[Request] Lines containing the word "this" should be extracted in full.

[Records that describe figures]
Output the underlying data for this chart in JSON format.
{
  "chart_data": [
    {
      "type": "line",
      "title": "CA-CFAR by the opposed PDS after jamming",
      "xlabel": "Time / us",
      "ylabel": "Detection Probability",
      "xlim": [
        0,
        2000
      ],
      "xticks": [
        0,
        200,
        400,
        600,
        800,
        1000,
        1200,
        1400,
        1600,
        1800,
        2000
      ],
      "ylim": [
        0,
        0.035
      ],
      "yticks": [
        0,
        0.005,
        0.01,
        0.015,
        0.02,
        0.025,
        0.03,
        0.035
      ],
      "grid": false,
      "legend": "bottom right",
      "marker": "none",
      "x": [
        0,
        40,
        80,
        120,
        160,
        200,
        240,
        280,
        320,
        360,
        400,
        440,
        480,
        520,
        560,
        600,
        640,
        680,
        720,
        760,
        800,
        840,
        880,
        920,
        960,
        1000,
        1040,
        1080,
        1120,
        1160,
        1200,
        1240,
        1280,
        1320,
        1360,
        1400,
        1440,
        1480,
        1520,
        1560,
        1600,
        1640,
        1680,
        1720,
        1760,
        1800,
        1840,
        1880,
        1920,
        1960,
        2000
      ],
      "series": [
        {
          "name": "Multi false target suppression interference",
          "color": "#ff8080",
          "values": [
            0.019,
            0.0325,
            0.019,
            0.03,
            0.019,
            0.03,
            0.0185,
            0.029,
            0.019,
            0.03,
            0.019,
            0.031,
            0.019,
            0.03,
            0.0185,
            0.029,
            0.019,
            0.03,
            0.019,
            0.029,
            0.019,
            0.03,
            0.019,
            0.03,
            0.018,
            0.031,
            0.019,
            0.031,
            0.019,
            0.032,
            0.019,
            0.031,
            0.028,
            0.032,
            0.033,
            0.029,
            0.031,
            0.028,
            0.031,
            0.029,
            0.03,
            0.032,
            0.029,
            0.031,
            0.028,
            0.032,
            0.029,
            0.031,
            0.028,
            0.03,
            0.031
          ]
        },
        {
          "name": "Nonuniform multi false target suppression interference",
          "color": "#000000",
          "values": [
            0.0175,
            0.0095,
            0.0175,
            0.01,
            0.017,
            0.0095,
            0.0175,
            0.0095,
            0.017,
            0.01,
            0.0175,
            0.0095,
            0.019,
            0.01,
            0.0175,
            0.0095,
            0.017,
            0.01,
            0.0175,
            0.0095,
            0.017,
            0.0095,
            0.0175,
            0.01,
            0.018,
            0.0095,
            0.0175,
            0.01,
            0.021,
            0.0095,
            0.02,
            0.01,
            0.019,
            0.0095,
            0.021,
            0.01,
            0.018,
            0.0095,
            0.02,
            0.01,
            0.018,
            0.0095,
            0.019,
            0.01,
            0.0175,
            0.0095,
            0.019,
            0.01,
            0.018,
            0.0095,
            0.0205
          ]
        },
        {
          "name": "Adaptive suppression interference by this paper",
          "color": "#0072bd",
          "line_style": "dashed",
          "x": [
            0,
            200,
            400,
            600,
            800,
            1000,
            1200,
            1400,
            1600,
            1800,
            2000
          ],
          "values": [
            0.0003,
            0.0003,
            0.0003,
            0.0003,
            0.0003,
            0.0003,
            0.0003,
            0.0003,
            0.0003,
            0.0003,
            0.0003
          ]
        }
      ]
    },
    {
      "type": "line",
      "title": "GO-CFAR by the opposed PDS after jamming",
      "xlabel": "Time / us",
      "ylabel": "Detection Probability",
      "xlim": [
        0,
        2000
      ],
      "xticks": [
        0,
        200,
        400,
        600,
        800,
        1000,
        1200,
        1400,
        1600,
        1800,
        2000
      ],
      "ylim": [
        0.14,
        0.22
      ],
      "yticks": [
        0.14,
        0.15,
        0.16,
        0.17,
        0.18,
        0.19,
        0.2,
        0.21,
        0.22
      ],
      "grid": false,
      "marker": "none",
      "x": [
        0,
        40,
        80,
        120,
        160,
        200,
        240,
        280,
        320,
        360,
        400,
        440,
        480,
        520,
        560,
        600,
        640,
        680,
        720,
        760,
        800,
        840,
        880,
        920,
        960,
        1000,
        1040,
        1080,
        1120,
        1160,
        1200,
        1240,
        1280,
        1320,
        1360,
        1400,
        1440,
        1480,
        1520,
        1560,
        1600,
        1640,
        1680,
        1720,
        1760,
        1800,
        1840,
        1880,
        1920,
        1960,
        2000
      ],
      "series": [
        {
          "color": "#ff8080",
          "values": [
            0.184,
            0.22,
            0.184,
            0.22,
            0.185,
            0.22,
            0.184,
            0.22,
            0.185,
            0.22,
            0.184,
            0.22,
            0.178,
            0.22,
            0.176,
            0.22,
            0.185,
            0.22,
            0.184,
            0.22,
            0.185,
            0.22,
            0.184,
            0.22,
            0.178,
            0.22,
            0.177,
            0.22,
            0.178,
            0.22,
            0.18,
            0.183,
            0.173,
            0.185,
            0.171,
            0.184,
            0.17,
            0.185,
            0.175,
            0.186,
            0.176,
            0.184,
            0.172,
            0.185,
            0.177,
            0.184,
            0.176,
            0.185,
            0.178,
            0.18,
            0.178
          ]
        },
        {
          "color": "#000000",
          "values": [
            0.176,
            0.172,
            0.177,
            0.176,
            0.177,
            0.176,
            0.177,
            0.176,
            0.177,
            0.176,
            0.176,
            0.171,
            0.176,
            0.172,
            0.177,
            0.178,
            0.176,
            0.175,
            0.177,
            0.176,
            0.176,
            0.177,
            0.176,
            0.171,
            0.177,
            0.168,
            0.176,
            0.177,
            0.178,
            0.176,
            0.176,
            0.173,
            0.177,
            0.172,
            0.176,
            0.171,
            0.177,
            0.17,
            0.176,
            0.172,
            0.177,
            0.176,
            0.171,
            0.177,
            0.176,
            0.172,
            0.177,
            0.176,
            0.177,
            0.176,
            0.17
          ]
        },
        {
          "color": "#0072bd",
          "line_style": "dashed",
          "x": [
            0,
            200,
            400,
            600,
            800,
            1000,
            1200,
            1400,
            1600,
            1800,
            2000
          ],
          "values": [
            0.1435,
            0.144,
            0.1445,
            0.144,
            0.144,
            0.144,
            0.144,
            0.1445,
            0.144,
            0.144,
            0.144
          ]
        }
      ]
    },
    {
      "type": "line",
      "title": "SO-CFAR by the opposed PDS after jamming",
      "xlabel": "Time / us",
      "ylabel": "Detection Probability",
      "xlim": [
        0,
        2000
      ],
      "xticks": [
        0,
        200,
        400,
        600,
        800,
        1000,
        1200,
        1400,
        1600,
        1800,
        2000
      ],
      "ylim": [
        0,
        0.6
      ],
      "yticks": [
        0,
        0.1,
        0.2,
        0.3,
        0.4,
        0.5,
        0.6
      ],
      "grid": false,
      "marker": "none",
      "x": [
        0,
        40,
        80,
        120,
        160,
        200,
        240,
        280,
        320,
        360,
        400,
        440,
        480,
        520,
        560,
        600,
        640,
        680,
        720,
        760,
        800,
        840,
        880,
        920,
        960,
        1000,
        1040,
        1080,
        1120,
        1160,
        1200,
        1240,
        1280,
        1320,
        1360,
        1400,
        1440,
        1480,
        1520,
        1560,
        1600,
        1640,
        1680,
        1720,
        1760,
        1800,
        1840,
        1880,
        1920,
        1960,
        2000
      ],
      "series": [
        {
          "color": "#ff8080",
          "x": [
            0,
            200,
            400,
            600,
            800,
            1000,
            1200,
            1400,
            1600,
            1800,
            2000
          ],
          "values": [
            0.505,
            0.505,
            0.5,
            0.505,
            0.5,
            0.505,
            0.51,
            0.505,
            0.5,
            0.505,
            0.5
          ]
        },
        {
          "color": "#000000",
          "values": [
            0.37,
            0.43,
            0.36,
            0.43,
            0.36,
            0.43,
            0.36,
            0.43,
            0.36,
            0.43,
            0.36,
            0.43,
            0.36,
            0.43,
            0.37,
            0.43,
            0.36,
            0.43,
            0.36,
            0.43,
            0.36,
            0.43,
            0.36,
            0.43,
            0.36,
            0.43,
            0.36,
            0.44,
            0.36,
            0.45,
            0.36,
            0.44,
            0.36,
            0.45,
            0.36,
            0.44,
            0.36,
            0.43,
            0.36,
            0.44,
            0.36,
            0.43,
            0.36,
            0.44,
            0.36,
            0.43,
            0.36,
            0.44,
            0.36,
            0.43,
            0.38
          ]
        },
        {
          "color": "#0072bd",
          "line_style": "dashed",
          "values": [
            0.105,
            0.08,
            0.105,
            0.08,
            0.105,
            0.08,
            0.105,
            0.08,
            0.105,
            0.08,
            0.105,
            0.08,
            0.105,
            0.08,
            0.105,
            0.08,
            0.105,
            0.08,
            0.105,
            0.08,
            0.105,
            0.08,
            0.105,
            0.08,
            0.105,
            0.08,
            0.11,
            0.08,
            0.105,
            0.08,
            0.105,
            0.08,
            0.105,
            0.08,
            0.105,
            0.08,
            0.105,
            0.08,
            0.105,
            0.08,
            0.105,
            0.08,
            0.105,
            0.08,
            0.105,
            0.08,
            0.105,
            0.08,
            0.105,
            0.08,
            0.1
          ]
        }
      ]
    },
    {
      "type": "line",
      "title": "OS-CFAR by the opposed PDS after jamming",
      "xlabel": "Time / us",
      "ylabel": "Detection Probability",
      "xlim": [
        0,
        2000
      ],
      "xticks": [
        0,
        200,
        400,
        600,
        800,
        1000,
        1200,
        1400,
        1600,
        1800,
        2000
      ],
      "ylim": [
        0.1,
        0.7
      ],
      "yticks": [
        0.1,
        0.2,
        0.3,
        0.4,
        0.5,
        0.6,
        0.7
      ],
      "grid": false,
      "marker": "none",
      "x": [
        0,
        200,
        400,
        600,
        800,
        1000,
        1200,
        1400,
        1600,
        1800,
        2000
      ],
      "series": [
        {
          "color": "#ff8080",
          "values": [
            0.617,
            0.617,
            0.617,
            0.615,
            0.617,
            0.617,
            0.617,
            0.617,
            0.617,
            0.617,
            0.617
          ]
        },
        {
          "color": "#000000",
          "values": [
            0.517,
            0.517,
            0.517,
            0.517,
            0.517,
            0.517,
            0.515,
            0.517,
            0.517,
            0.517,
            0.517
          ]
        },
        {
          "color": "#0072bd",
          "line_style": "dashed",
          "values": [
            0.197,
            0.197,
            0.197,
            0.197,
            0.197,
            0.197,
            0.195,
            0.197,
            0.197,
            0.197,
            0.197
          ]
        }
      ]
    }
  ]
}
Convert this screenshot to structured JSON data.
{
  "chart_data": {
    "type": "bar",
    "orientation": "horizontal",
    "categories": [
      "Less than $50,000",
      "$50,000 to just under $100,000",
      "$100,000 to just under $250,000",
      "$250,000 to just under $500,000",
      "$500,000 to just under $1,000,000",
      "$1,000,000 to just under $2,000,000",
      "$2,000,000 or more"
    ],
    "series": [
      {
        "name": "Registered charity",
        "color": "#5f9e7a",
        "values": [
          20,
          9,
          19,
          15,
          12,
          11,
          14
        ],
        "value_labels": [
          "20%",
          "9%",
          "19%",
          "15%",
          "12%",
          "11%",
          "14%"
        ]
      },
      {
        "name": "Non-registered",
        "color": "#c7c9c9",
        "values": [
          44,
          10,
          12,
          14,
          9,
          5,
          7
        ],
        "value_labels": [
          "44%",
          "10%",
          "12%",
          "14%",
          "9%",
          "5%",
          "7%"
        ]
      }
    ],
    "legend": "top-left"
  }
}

[Solution to the problem]
Output the underlying data for this chart in JSON format.
          "name": "Adaptive suppression interference by this paper",
Convert this screenshot to structured JSON data.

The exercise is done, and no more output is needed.